Extract provided:
□ □ □

It was his adroit use (or misuse) of mis and disinformation with the net effect of undermining faith in the institutions and values of the world’s first modern democracy.
His use of social media, particularly then Twitter, was genius.
During the 2016 campaign – 2016 not 2020 – he was already – and successfully- casting doubt on the legitimacy of the forthcoming result.
It was a trial run for 2020 – and when he deployed his persuasive skills a second time throughout that year the insurrection of January 6, 2021, was the direct and disastrous result.
As most of you already know, many of those who stormed the Capitol believed THEY were the ones defending democracy, that the election of Trump had
been STOLEN and that they were preventing TREASON – not the other way around.
This is difficult to understand, but one thing that I did learn in journalism that is very relevant to politics, is, try to hear and understand the opposite position to your own.
Earlier in this speech I spoke of the difficulty in reaching people, despite all the channels we now have available. That people feel abandoned, unrepresented, not listened to. In some cases, this may be more perceived than real, but in today’s world perception can quickly overtake reality.

□ □ □

Information provided:
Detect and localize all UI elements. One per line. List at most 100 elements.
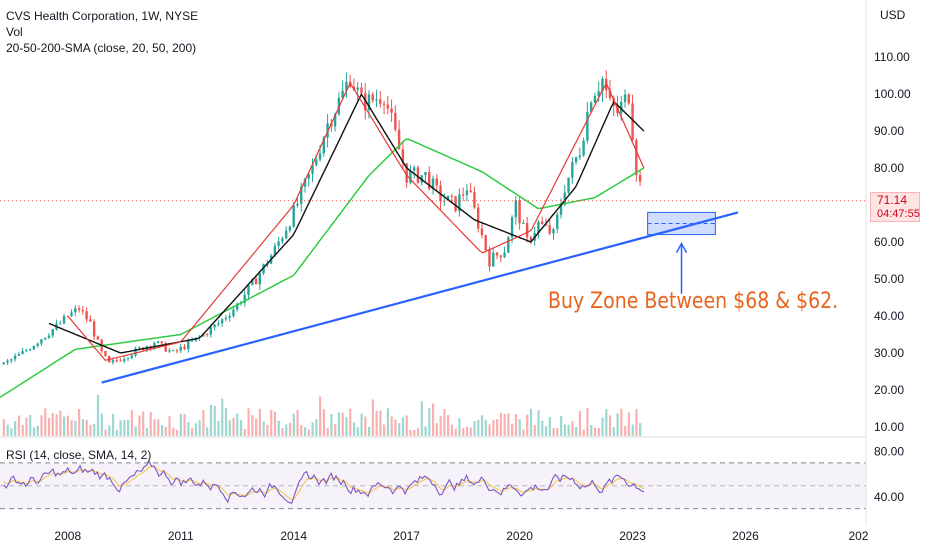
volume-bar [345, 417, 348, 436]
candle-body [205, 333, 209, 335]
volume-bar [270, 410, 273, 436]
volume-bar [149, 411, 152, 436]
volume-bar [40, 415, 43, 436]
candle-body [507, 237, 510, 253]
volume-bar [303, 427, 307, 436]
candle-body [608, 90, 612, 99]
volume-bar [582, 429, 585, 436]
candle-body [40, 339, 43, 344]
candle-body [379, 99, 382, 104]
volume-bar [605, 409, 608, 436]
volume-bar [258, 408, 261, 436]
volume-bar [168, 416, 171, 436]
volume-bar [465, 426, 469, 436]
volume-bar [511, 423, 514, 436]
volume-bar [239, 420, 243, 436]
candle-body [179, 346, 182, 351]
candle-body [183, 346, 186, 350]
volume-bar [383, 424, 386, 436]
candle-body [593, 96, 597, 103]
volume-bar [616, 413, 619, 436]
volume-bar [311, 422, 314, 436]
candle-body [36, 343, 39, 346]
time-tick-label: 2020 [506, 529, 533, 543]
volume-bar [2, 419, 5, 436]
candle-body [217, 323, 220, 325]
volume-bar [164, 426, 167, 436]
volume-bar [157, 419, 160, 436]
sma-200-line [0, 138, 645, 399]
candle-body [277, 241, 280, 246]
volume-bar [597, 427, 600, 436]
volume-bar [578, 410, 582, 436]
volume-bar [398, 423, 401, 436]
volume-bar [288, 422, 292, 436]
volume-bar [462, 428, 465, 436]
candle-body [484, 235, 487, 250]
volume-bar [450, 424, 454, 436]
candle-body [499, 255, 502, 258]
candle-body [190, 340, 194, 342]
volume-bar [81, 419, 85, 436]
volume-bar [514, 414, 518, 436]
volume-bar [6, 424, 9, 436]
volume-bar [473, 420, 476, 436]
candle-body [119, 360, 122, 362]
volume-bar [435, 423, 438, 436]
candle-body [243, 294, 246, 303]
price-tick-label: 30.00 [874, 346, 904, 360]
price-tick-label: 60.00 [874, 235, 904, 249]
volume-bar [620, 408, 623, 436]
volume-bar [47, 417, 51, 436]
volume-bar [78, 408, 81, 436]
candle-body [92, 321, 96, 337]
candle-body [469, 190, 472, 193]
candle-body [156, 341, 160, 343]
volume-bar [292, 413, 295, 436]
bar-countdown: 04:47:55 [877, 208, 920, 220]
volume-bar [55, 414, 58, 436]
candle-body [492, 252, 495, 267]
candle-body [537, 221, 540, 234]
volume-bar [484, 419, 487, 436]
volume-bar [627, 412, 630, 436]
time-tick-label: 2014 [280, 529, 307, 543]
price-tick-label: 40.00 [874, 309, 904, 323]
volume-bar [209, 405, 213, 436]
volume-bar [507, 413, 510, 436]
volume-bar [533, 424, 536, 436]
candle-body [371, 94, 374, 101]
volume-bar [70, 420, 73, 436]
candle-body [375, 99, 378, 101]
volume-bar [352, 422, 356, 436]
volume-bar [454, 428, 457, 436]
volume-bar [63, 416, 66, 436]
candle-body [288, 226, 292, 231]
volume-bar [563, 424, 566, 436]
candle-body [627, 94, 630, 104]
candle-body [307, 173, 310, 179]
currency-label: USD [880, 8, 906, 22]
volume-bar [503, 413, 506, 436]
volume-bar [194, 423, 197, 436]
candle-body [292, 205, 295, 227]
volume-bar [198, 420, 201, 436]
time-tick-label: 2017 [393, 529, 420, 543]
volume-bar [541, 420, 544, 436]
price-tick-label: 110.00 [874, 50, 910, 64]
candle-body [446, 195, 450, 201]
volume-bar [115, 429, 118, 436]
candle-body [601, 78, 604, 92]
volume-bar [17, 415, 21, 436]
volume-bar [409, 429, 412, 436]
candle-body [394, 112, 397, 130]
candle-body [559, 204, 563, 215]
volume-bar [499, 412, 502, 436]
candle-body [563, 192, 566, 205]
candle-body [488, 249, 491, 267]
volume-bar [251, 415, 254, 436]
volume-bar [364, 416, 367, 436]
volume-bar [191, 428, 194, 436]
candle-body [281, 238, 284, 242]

□ □ □

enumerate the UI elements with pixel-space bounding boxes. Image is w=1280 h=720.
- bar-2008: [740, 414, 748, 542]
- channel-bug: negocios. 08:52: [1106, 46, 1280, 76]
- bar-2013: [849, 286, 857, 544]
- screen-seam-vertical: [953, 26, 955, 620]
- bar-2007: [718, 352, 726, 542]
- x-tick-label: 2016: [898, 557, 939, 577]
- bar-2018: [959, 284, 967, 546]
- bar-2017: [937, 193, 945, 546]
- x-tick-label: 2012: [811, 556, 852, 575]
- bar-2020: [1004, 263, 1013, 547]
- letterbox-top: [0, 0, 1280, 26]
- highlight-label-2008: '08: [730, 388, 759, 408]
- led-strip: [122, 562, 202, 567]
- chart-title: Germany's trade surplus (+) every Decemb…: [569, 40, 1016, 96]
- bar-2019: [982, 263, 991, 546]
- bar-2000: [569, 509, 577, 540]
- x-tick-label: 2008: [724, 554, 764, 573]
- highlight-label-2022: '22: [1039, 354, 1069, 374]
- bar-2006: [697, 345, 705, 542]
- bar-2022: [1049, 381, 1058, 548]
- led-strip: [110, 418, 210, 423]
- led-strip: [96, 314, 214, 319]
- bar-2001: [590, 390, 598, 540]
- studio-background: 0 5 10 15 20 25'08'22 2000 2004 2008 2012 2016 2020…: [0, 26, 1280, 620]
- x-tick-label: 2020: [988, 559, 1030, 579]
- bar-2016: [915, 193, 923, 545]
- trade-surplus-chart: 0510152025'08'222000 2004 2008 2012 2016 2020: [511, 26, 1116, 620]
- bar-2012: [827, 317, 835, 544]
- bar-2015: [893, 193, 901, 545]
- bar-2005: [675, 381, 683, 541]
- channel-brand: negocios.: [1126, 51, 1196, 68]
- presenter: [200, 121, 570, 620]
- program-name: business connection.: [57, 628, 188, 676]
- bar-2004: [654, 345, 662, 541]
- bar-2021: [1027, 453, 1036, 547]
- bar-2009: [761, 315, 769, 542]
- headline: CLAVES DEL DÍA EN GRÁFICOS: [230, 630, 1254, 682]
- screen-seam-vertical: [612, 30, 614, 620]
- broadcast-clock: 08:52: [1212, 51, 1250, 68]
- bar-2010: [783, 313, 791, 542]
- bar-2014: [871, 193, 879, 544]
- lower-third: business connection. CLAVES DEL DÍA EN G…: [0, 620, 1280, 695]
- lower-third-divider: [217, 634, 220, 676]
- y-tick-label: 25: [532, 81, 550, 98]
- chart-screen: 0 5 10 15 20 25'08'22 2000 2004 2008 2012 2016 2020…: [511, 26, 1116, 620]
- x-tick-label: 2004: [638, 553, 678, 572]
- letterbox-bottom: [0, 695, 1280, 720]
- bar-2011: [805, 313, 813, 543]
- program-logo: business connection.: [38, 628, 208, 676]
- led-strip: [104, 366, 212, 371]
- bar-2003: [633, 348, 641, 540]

□ □ □

Exercise: Write out the part of the speech that runs from "It was his adroit" up to and including "other way around.". The listing plays no role here.

Written answer:
It was his adroit use (or misuse) of mis and disinformation with the net effect of undermining faith in the institutions and values of the world’s first modern democracy.
His use of social media, particularly then Twitter, was genius.
During the 2016 campaign – 2016 not 2020 – he was already – and successfully- casting doubt on the legitimacy of the forthcoming result.
It was a trial run for 2020 – and when he deployed his persuasive skills a second time throughout that year the insurrection of January 6, 2021, was the direct and disastrous result.
As most of you already know, many of those who stormed the Capitol believed THEY were the ones defending democracy, that the election of Trump had
been STOLEN and that they were preventing TREASON – not the other way around.